───── Dataset rows

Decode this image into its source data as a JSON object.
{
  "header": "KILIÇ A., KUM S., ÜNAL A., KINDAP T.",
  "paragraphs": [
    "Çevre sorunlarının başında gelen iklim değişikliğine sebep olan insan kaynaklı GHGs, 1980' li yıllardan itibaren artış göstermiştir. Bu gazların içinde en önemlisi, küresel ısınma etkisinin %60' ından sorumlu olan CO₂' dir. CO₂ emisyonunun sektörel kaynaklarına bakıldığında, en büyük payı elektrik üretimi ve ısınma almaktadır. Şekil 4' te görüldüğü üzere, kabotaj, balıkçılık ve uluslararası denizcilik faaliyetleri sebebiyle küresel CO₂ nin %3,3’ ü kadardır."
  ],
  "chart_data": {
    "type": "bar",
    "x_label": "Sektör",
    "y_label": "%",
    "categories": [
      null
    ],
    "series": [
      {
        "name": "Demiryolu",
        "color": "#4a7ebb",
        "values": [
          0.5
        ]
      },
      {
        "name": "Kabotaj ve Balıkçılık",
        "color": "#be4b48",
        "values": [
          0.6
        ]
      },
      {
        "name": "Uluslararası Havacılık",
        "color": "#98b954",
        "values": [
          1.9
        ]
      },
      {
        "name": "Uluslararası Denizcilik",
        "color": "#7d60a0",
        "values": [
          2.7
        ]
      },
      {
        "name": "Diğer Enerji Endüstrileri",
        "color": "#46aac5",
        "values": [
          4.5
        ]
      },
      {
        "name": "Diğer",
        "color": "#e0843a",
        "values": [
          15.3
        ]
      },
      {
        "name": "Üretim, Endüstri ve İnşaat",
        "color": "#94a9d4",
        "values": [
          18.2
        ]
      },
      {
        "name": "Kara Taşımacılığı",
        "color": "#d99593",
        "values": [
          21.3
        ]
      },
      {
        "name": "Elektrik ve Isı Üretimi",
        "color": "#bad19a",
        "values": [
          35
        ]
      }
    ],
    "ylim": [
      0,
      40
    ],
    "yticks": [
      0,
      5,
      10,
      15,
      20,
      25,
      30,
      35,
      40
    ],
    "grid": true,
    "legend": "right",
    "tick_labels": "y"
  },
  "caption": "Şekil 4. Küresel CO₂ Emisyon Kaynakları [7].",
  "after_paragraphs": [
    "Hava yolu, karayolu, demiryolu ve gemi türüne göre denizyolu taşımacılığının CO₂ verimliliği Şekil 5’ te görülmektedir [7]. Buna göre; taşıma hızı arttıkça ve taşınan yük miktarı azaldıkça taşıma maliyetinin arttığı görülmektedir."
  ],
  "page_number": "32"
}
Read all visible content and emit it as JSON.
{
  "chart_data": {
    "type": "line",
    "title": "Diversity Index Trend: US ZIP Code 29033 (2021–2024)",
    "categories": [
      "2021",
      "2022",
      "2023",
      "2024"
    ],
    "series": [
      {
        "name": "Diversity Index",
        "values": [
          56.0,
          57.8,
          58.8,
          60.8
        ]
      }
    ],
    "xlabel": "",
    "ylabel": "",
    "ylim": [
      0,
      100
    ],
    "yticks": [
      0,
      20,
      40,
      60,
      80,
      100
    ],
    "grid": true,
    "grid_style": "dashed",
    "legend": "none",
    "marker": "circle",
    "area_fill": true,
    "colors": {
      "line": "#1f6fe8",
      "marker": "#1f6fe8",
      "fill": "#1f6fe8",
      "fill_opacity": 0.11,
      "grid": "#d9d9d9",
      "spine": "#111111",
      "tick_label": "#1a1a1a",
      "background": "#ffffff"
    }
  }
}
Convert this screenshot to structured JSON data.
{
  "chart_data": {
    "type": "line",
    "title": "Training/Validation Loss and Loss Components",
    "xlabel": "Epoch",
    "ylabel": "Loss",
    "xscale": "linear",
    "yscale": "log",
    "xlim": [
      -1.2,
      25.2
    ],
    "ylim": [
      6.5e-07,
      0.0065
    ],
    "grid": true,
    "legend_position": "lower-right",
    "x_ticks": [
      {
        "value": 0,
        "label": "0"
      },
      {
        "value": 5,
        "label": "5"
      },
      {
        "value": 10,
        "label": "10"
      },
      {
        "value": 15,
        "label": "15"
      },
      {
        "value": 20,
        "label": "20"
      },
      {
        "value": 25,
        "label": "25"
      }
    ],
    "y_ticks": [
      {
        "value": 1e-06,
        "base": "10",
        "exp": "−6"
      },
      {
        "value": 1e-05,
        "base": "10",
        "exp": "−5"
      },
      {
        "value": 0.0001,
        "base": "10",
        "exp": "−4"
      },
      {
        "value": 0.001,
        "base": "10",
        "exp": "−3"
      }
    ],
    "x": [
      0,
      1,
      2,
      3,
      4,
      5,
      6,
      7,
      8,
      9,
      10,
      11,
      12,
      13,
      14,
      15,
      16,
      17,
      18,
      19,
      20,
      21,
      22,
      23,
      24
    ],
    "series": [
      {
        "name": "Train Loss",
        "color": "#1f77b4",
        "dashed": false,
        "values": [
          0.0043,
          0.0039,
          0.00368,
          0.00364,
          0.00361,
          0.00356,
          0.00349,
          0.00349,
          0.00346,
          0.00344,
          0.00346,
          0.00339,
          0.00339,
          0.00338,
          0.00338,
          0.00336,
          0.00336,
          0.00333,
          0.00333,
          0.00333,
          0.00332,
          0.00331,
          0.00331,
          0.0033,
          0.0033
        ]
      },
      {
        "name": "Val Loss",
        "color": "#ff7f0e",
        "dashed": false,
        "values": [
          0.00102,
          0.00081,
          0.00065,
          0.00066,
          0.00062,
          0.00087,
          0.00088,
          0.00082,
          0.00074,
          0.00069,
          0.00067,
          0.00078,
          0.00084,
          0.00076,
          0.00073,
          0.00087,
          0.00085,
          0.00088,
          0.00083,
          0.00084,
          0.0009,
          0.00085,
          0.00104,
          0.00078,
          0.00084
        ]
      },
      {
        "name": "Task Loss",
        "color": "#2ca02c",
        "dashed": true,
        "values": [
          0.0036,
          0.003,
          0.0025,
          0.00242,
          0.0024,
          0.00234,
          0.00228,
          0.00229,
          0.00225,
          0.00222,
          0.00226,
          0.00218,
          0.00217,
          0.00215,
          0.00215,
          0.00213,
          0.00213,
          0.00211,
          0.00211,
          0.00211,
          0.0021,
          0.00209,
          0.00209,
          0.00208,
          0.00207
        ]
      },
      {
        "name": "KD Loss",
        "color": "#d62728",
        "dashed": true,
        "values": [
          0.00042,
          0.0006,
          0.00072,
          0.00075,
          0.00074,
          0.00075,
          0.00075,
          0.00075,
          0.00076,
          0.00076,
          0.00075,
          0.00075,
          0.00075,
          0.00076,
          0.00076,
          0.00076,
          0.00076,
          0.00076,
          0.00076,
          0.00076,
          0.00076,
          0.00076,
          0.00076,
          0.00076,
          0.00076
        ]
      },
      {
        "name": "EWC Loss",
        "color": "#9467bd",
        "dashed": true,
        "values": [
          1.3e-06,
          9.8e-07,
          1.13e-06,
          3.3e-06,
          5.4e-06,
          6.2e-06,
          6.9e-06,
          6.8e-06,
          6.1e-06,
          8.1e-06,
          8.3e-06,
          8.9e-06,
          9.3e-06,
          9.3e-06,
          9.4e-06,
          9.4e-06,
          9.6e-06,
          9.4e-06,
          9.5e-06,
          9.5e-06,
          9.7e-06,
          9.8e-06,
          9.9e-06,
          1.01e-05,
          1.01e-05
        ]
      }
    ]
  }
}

──────────

To do: Transcribe the material above in its entirety. Match it exactly.

Result for this exercise:
Decode this image into its source data as a JSON object.
{
  "header": "KILIÇ A., KUM S., ÜNAL A., KINDAP T.",
  "paragraphs": [
    "Çevre sorunlarının başında gelen iklim değişikliğine sebep olan insan kaynaklı GHGs, 1980' li yıllardan itibaren artış göstermiştir. Bu gazların içinde en önemlisi, küresel ısınma etkisinin %60' ından sorumlu olan CO₂' dir. CO₂ emisyonunun sektörel kaynaklarına bakıldığında, en büyük payı elektrik üretimi ve ısınma almaktadır. Şekil 4' te görüldüğü üzere, kabotaj, balıkçılık ve uluslararası denizcilik faaliyetleri sebebiyle küresel CO₂ nin %3,3’ ü kadardır."
  ],
  "chart_data": {
    "type": "bar",
    "x_label": "Sektör",
    "y_label": "%",
    "categories": [
      null
    ],
    "series": [
      {
        "name": "Demiryolu",
        "color": "#4a7ebb",
        "values": [
          0.5
        ]
      },
      {
        "name": "Kabotaj ve Balıkçılık",
        "color": "#be4b48",
        "values": [
          0.6
        ]
      },
      {
        "name": "Uluslararası Havacılık",
        "color": "#98b954",
        "values": [
          1.9
        ]
      },
      {
        "name": "Uluslararası Denizcilik",
        "color": "#7d60a0",
        "values": [
          2.7
        ]
      },
      {
        "name": "Diğer Enerji Endüstrileri",
        "color": "#46aac5",
        "values": [
          4.5
        ]
      },
      {
        "name": "Diğer",
        "color": "#e0843a",
        "values": [
          15.3
        ]
      },
      {
        "name": "Üretim, Endüstri ve İnşaat",
        "color": "#94a9d4",
        "values": [
          18.2
        ]
      },
      {
        "name": "Kara Taşımacılığı",
        "color": "#d99593",
        "values": [
          21.3
        ]
      },
      {
        "name": "Elektrik ve Isı Üretimi",
        "color": "#bad19a",
        "values": [
          35
        ]
      }
    ],
    "ylim": [
      0,
      40
    ],
    "yticks": [
      0,
      5,
      10,
      15,
      20,
      25,
      30,
      35,
      40
    ],
    "grid": true,
    "legend": "right",
    "tick_labels": "y"
  },
  "caption": "Şekil 4. Küresel CO₂ Emisyon Kaynakları [7].",
  "after_paragraphs": [
    "Hava yolu, karayolu, demiryolu ve gemi türüne göre denizyolu taşımacılığının CO₂ verimliliği Şekil 5’ te görülmektedir [7]. Buna göre; taşıma hızı arttıkça ve taşınan yük miktarı azaldıkça taşıma maliyetinin arttığı görülmektedir."
  ],
  "page_number": "32"
}
Read all visible content and emit it as JSON.
{
  "chart_data": {
    "type": "line",
    "title": "Diversity Index Trend: US ZIP Code 29033 (2021–2024)",
    "categories": [
      "2021",
      "2022",
      "2023",
      "2024"
    ],
    "series": [
      {
        "name": "Diversity Index",
        "values": [
          56.0,
          57.8,
          58.8,
          60.8
        ]
      }
    ],
    "xlabel": "",
    "ylabel": "",
    "ylim": [
      0,
      100
    ],
    "yticks": [
      0,
      20,
      40,
      60,
      80,
      100
    ],
    "grid": true,
    "grid_style": "dashed",
    "legend": "none",
    "marker": "circle",
    "area_fill": true,
    "colors": {
      "line": "#1f6fe8",
      "marker": "#1f6fe8",
      "fill": "#1f6fe8",
      "fill_opacity": 0.11,
      "grid": "#d9d9d9",
      "spine": "#111111",
      "tick_label": "#1a1a1a",
      "background": "#ffffff"
    }
  }
}
Convert this screenshot to structured JSON data.
{
  "chart_data": {
    "type": "line",
    "title": "Training/Validation Loss and Loss Components",
    "xlabel": "Epoch",
    "ylabel": "Loss",
    "xscale": "linear",
    "yscale": "log",
    "xlim": [
      -1.2,
      25.2
    ],
    "ylim": [
      6.5e-07,
      0.0065
    ],
    "grid": true,
    "legend_position": "lower-right",
    "x_ticks": [
      {
        "value": 0,
        "label": "0"
      },
      {
        "value": 5,
        "label": "5"
      },
      {
        "value": 10,
        "label": "10"
      },
      {
        "value": 15,
        "label": "15"
      },
      {
        "value": 20,
        "label": "20"
      },
      {
        "value": 25,
        "label": "25"
      }
    ],
    "y_ticks": [
      {
        "value": 1e-06,
        "base": "10",
        "exp": "−6"
      },
      {
        "value": 1e-05,
        "base": "10",
        "exp": "−5"
      },
      {
        "value": 0.0001,
        "base": "10",
        "exp": "−4"
      },
      {
        "value": 0.001,
        "base": "10",
        "exp": "−3"
      }
    ],
    "x": [
      0,
      1,
      2,
      3,
      4,
      5,
      6,
      7,
      8,
      9,
      10,
      11,
      12,
      13,
      14,
      15,
      16,
      17,
      18,
      19,
      20,
      21,
      22,
      23,
      24
    ],
    "series": [
      {
        "name": "Train Loss",
        "color": "#1f77b4",
        "dashed": false,
        "values": [
          0.0043,
          0.0039,
          0.00368,
          0.00364,
          0.00361,
          0.00356,
          0.00349,
          0.00349,
          0.00346,
          0.00344,
          0.00346,
          0.00339,
          0.00339,
          0.00338,
          0.00338,
          0.00336,
          0.00336,
          0.00333,
          0.00333,
          0.00333,
          0.00332,
          0.00331,
          0.00331,
          0.0033,
          0.0033
        ]
      },
      {
        "name": "Val Loss",
        "color": "#ff7f0e",
        "dashed": false,
        "values": [
          0.00102,
          0.00081,
          0.00065,
          0.00066,
          0.00062,
          0.00087,
          0.00088,
          0.00082,
          0.00074,
          0.00069,
          0.00067,
          0.00078,
          0.00084,
          0.00076,
          0.00073,
          0.00087,
          0.00085,
          0.00088,
          0.00083,
          0.00084,
          0.0009,
          0.00085,
          0.00104,
          0.00078,
          0.00084
        ]
      },
      {
        "name": "Task Loss",
        "color": "#2ca02c",
        "dashed": true,
        "values": [
          0.0036,
          0.003,
          0.0025,
          0.00242,
          0.0024,
          0.00234,
          0.00228,
          0.00229,
          0.00225,
          0.00222,
          0.00226,
          0.00218,
          0.00217,
          0.00215,
          0.00215,
          0.00213,
          0.00213,
          0.00211,
          0.00211,
          0.00211,
          0.0021,
          0.00209,
          0.00209,
          0.00208,
          0.00207
        ]
      },
      {
        "name": "KD Loss",
        "color": "#d62728",
        "dashed": true,
        "values": [
          0.00042,
          0.0006,
          0.00072,
          0.00075,
          0.00074,
          0.00075,
          0.00075,
          0.00075,
          0.00076,
          0.00076,
          0.00075,
          0.00075,
          0.00075,
          0.00076,
          0.00076,
          0.00076,
          0.00076,
          0.00076,
          0.00076,
          0.00076,
          0.00076,
          0.00076,
          0.00076,
          0.00076,
          0.00076
        ]
      },
      {
        "name": "EWC Loss",
        "color": "#9467bd",
        "dashed": true,
        "values": [
          1.3e-06,
          9.8e-07,
          1.13e-06,
          3.3e-06,
          5.4e-06,
          6.2e-06,
          6.9e-06,
          6.8e-06,
          6.1e-06,
          8.1e-06,
          8.3e-06,
          8.9e-06,
          9.3e-06,
          9.3e-06,
          9.4e-06,
          9.4e-06,
          9.6e-06,
          9.4e-06,
          9.5e-06,
          9.5e-06,
          9.7e-06,
          9.8e-06,
          9.9e-06,
          1.01e-05,
          1.01e-05
        ]
      }
    ]
  }
}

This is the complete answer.